Task requirements -
Return the listing below unchanged, minus its pictures.
--- start Material for the task ---
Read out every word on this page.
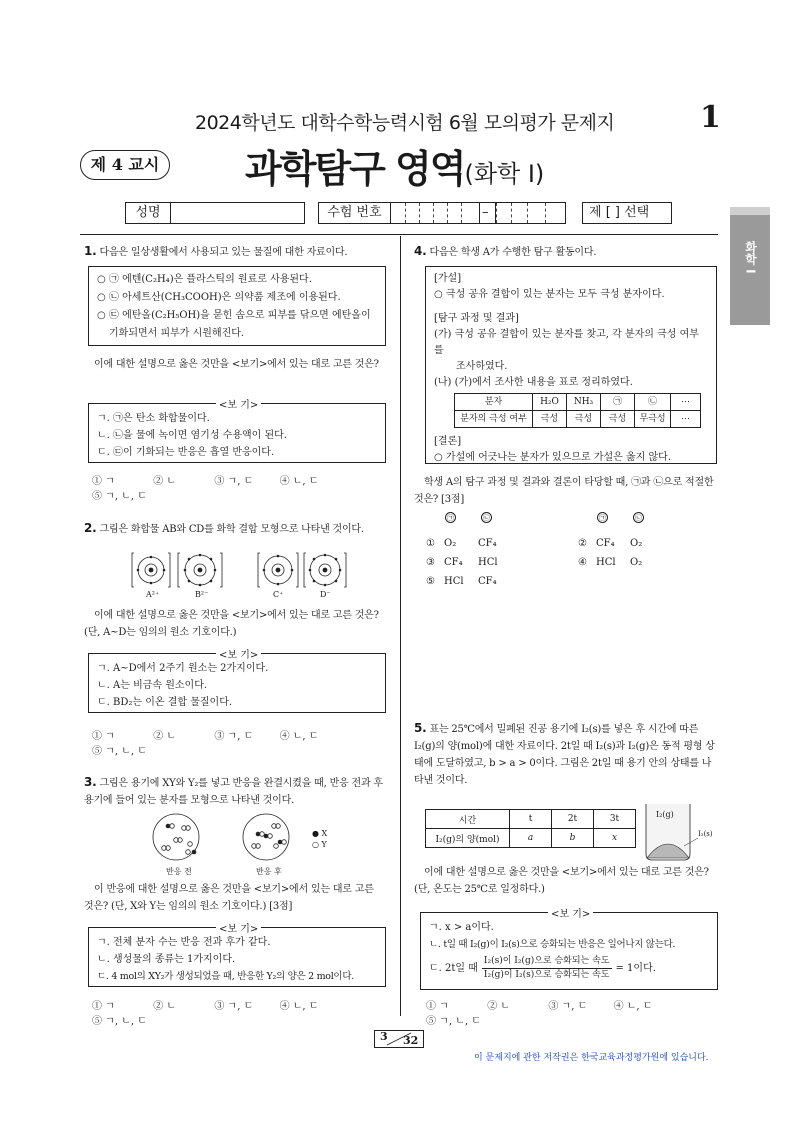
2024학년도 대학수학능력시험 6월 모의평가 문제지	1
제 4 교시 과학탐구 영역(화학 I)
성명	수험 번호	–	제 [ ] 선택
화학 I
1. 다음은 일상생활에서 사용되고 있는 물질에 대한 자료이다.
○ ㉠ 에텐(C₂H₄)은 플라스틱의 원료로 사용된다.
○ ㉡ 아세트산(CH₃COOH)은 의약품 제조에 이용된다.
○ ㉢ 에탄올(C₂H₅OH)을 묻힌 솜으로 피부를 닦으면 에탄올이
기화되면서 피부가 시원해진다.
이에 대한 설명으로 옳은 것만을 <보기>에서 있는 대로 고른 것은?
ㄱ. ㉠은 탄소 화합물이다.
ㄴ. ㉡을 물에 녹이면 염기성 수용액이 된다.
ㄷ. ㉢이 기화되는 반응은 흡열 반응이다.
<보 기>
① ㄱ	② ㄴ	③ ㄱ, ㄷ	④ ㄴ, ㄷ ⑤ ㄱ, ㄴ, ㄷ
2. 그림은 화합물 AB와 CD를 화학 결합 모형으로 나타낸 것이다.
A²⁺	B²⁻	C⁺	D⁻
이에 대한 설명으로 옳은 것만을 <보기>에서 있는 대로 고른 것은? (단, A~D는 임의의 원소 기호이다.)
ㄱ. A~D에서 2주기 원소는 2가지이다.
ㄴ. A는 비금속 원소이다.
ㄷ. BD₂는 이온 결합 물질이다.
<보 기>
① ㄱ	② ㄴ	③ ㄱ, ㄷ	④ ㄴ, ㄷ ⑤ ㄱ, ㄴ, ㄷ
3. 그림은 용기에 XY와 Y₂를 넣고 반응을 완결시켰을 때, 반응 전과 후 용기에 들어 있는 분자를 모형으로 나타낸 것이다.
반응 전	반응 후
● X
○ Y
이 반응에 대한 설명으로 옳은 것만을 <보기>에서 있는 대로 고른 것은? (단, X와 Y는 임의의 원소 기호이다.) [3점]
ㄱ. 전체 분자 수는 반응 전과 후가 같다.
ㄴ. 생성물의 종류는 1가지이다.
ㄷ. 4 mol의 XY₂가 생성되었을 때, 반응한 Y₂의 양은 2 mol이다.
<보 기>
① ㄱ	② ㄴ	③ ㄱ, ㄷ	④ ㄴ, ㄷ ⑤ ㄱ, ㄴ, ㄷ
4. 다음은 학생 A가 수행한 탐구 활동이다.
[가설]
○ 극성 공유 결합이 있는 분자는 모두 극성 분자이다.
[탐구 과정 및 결과]
(가) 극성 공유 결합이 있는 분자를 찾고, 각 분자의 극성 여부를
조사하였다.
(나) (가)에서 조사한 내용을 표로 정리하였다.
분자	H₂O	NH₃	㉠	㉡	⋯
분자의 극성 여부	극성	극성	극성	무극성	⋯
[결론]
○ 가설에 어긋나는 분자가 있으므로 가설은 옳지 않다.
학생 A의 탐구 과정 및 결과와 결론이 타당할 때, ㉠과 ㉡으로 적절한 것은? [3점]
㉠	㉡	㉠	㉡
① O₂ CF₄
③ CF₄ HCl
⑤ HCl CF₄
② CF₄ O₂
④ HCl O₂
5. 표는 25℃에서 밀폐된 진공 용기에 I₂(s)를 넣은 후 시간에 따른 I₂(g)의 양(mol)에 대한 자료이다. 2t일 때 I₂(s)과 I₂(g)은 동적 평형 상태에 도달하였고, b > a > 0이다. 그림은 2t일 때 용기 안의 상태를 나타낸 것이다.
시간	t	2t	3t
I₂(g)의 양(mol)	a	b	x
I₂(g)
I₂(s)
이에 대한 설명으로 옳은 것만을 <보기>에서 있는 대로 고른 것은? (단, 온도는 25℃로 일정하다.)
ㄱ. x > a이다.
ㄴ. t일 때 I₂(g)이 I₂(s)으로 승화되는 반응은 일어나지 않는다.
ㄷ. 2t일 때
I₂(s)이 I₂(g)으로 승화되는 속도
I₂(g)이 I₂(s)으로 승화되는 속도
= 1이다.
<보 기>
① ㄱ	② ㄴ	③ ㄱ, ㄷ	④ ㄴ, ㄷ ⑤ ㄱ, ㄴ, ㄷ
3 32
이 문제지에 관한 저작권은 한국교육과정평가원에 있습니다.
--- end Material for the task ---
Written response -
Read out every word on this page.
2024학년도 대학수학능력시험 6월 모의평가 문제지	1
제 4 교시 과학탐구 영역(화학 I)
성명	수험 번호	–	제 [ ] 선택
화학 I
1. 다음은 일상생활에서 사용되고 있는 물질에 대한 자료이다.
○ ㉠ 에텐(C₂H₄)은 플라스틱의 원료로 사용된다.
○ ㉡ 아세트산(CH₃COOH)은 의약품 제조에 이용된다.
○ ㉢ 에탄올(C₂H₅OH)을 묻힌 솜으로 피부를 닦으면 에탄올이
기화되면서 피부가 시원해진다.
이에 대한 설명으로 옳은 것만을 <보기>에서 있는 대로 고른 것은?
ㄱ. ㉠은 탄소 화합물이다.
ㄴ. ㉡을 물에 녹이면 염기성 수용액이 된다.
ㄷ. ㉢이 기화되는 반응은 흡열 반응이다.
<보 기>
① ㄱ	② ㄴ	③ ㄱ, ㄷ	④ ㄴ, ㄷ ⑤ ㄱ, ㄴ, ㄷ
2. 그림은 화합물 AB와 CD를 화학 결합 모형으로 나타낸 것이다.
A²⁺	B²⁻	C⁺	D⁻
이에 대한 설명으로 옳은 것만을 <보기>에서 있는 대로 고른 것은? (단, A~D는 임의의 원소 기호이다.)
ㄱ. A~D에서 2주기 원소는 2가지이다.
ㄴ. A는 비금속 원소이다.
ㄷ. BD₂는 이온 결합 물질이다.
<보 기>
① ㄱ	② ㄴ	③ ㄱ, ㄷ	④ ㄴ, ㄷ ⑤ ㄱ, ㄴ, ㄷ
3. 그림은 용기에 XY와 Y₂를 넣고 반응을 완결시켰을 때, 반응 전과 후 용기에 들어 있는 분자를 모형으로 나타낸 것이다.
반응 전	반응 후
● X
○ Y
이 반응에 대한 설명으로 옳은 것만을 <보기>에서 있는 대로 고른 것은? (단, X와 Y는 임의의 원소 기호이다.) [3점]
ㄱ. 전체 분자 수는 반응 전과 후가 같다.
ㄴ. 생성물의 종류는 1가지이다.
ㄷ. 4 mol의 XY₂가 생성되었을 때, 반응한 Y₂의 양은 2 mol이다.
<보 기>
① ㄱ	② ㄴ	③ ㄱ, ㄷ	④ ㄴ, ㄷ ⑤ ㄱ, ㄴ, ㄷ
4. 다음은 학생 A가 수행한 탐구 활동이다.
[가설]
○ 극성 공유 결합이 있는 분자는 모두 극성 분자이다.
[탐구 과정 및 결과]
(가) 극성 공유 결합이 있는 분자를 찾고, 각 분자의 극성 여부를
조사하였다.
(나) (가)에서 조사한 내용을 표로 정리하였다.
분자	H₂O	NH₃	㉠	㉡	⋯
분자의 극성 여부	극성	극성	극성	무극성	⋯
[결론]
○ 가설에 어긋나는 분자가 있으므로 가설은 옳지 않다.
학생 A의 탐구 과정 및 결과와 결론이 타당할 때, ㉠과 ㉡으로 적절한 것은? [3점]
㉠	㉡	㉠	㉡
① O₂ CF₄
③ CF₄ HCl
⑤ HCl CF₄
② CF₄ O₂
④ HCl O₂
5. 표는 25℃에서 밀폐된 진공 용기에 I₂(s)를 넣은 후 시간에 따른 I₂(g)의 양(mol)에 대한 자료이다. 2t일 때 I₂(s)과 I₂(g)은 동적 평형 상태에 도달하였고, b > a > 0이다. 그림은 2t일 때 용기 안의 상태를 나타낸 것이다.
시간	t	2t	3t
I₂(g)의 양(mol)	a	b	x
I₂(g)
I₂(s)
이에 대한 설명으로 옳은 것만을 <보기>에서 있는 대로 고른 것은? (단, 온도는 25℃로 일정하다.)
ㄱ. x > a이다.
ㄴ. t일 때 I₂(g)이 I₂(s)으로 승화되는 반응은 일어나지 않는다.
ㄷ. 2t일 때
I₂(s)이 I₂(g)으로 승화되는 속도
I₂(g)이 I₂(s)으로 승화되는 속도
= 1이다.
<보 기>
① ㄱ	② ㄴ	③ ㄱ, ㄷ	④ ㄴ, ㄷ ⑤ ㄱ, ㄴ, ㄷ
3 32
이 문제지에 관한 저작권은 한국교육과정평가원에 있습니다.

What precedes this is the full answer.